** Figure record listings **

[START]

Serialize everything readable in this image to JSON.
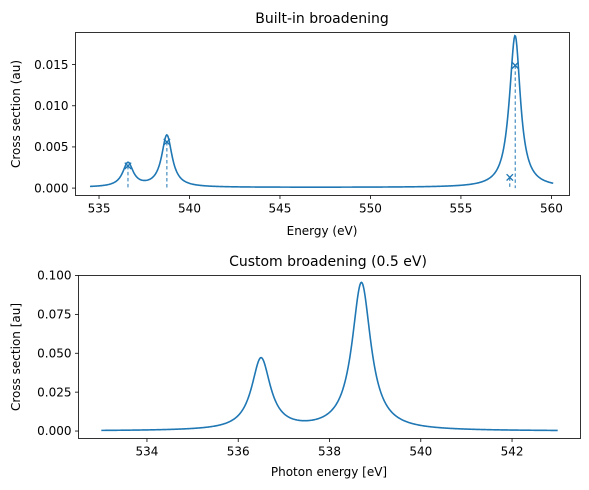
{
  "chart_data": [
    {
      "type": "line",
      "title": "Built-in broadening",
      "xlabel": "Energy (eV)",
      "ylabel": "Cross section (au)",
      "xlim": [
        533.7,
        561.0
      ],
      "ylim": [
        -0.0009,
        0.0189
      ],
      "x_ticks": [
        535,
        540,
        545,
        550,
        555,
        560
      ],
      "x_tick_labels": [
        "535",
        "540",
        "545",
        "550",
        "555",
        "560"
      ],
      "y_ticks": [
        0.0,
        0.005,
        0.01,
        0.015
      ],
      "y_tick_labels": [
        "0.000",
        "0.005",
        "0.010",
        "0.015"
      ],
      "grid": false,
      "series": [
        {
          "style": "line",
          "color": "#1f77b4",
          "curve": {
            "x_range": [
              534.5,
              560.1
            ],
            "baseline": 8e-05,
            "peaks": [
              {
                "center": 536.6,
                "height": 0.0029,
                "hwhm": 0.35
              },
              {
                "center": 538.75,
                "height": 0.0063,
                "hwhm": 0.35
              },
              {
                "center": 557.7,
                "height": 0.0013,
                "hwhm": 0.35
              },
              {
                "center": 558.0,
                "height": 0.0177,
                "hwhm": 0.35
              }
            ]
          }
        },
        {
          "style": "sticks",
          "marker": "x",
          "color": "#1f77b4",
          "x": [
            536.6,
            538.75,
            557.7,
            558.0
          ],
          "y": [
            0.0027,
            0.0056,
            0.0013,
            0.0149
          ]
        }
      ]
    },
    {
      "type": "line",
      "title": "Custom broadening (0.5 eV)",
      "xlabel": "Photon energy [eV]",
      "ylabel": "Cross section [au]",
      "xlim": [
        532.5,
        543.5
      ],
      "ylim": [
        -0.0048,
        0.1
      ],
      "x_ticks": [
        534,
        536,
        538,
        540,
        542
      ],
      "x_tick_labels": [
        "534",
        "536",
        "538",
        "540",
        "542"
      ],
      "y_ticks": [
        0.0,
        0.025,
        0.05,
        0.075,
        0.1
      ],
      "y_tick_labels": [
        "0.000",
        "0.025",
        "0.050",
        "0.075",
        "0.100"
      ],
      "grid": false,
      "series": [
        {
          "style": "line",
          "color": "#1f77b4",
          "curve": {
            "x_range": [
              533.0,
              543.0
            ],
            "baseline": 0.0,
            "peaks": [
              {
                "center": 536.5,
                "height": 0.046,
                "hwhm": 0.25
              },
              {
                "center": 538.7,
                "height": 0.095,
                "hwhm": 0.25
              }
            ]
          }
        }
      ]
    }
  ]
}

[END]

** Given task **
Without including any pictures, output all the entries above exactly.

** Task response **
Serialize everything readable in this image to JSON.
{
  "chart_data": [
    {
      "type": "line",
      "title": "Built-in broadening",
      "xlabel": "Energy (eV)",
      "ylabel": "Cross section (au)",
      "xlim": [
        533.7,
        561.0
      ],
      "ylim": [
        -0.0009,
        0.0189
      ],
      "x_ticks": [
        535,
        540,
        545,
        550,
        555,
        560
      ],
      "x_tick_labels": [
        "535",
        "540",
        "545",
        "550",
        "555",
        "560"
      ],
      "y_ticks": [
        0.0,
        0.005,
        0.01,
        0.015
      ],
      "y_tick_labels": [
        "0.000",
        "0.005",
        "0.010",
        "0.015"
      ],
      "grid": false,
      "series": [
        {
          "style": "line",
          "color": "#1f77b4",
          "curve": {
            "x_range": [
              534.5,
              560.1
            ],
            "baseline": 8e-05,
            "peaks": [
              {
                "center": 536.6,
                "height": 0.0029,
                "hwhm": 0.35
              },
              {
                "center": 538.75,
                "height": 0.0063,
                "hwhm": 0.35
              },
              {
                "center": 557.7,
                "height": 0.0013,
                "hwhm": 0.35
              },
              {
                "center": 558.0,
                "height": 0.0177,
                "hwhm": 0.35
              }
            ]
          }
        },
        {
          "style": "sticks",
          "marker": "x",
          "color": "#1f77b4",
          "x": [
            536.6,
            538.75,
            557.7,
            558.0
          ],
          "y": [
            0.0027,
            0.0056,
            0.0013,
            0.0149
          ]
        }
      ]
    },
    {
      "type": "line",
      "title": "Custom broadening (0.5 eV)",
      "xlabel": "Photon energy [eV]",
      "ylabel": "Cross section [au]",
      "xlim": [
        532.5,
        543.5
      ],
      "ylim": [
        -0.0048,
        0.1
      ],
      "x_ticks": [
        534,
        536,
        538,
        540,
        542
      ],
      "x_tick_labels": [
        "534",
        "536",
        "538",
        "540",
        "542"
      ],
      "y_ticks": [
        0.0,
        0.025,
        0.05,
        0.075,
        0.1
      ],
      "y_tick_labels": [
        "0.000",
        "0.025",
        "0.050",
        "0.075",
        "0.100"
      ],
      "grid": false,
      "series": [
        {
          "style": "line",
          "color": "#1f77b4",
          "curve": {
            "x_range": [
              533.0,
              543.0
            ],
            "baseline": 0.0,
            "peaks": [
              {
                "center": 536.5,
                "height": 0.046,
                "hwhm": 0.25
              },
              {
                "center": 538.7,
                "height": 0.095,
                "hwhm": 0.25
              }
            ]
          }
        }
      ]
    }
  ]
}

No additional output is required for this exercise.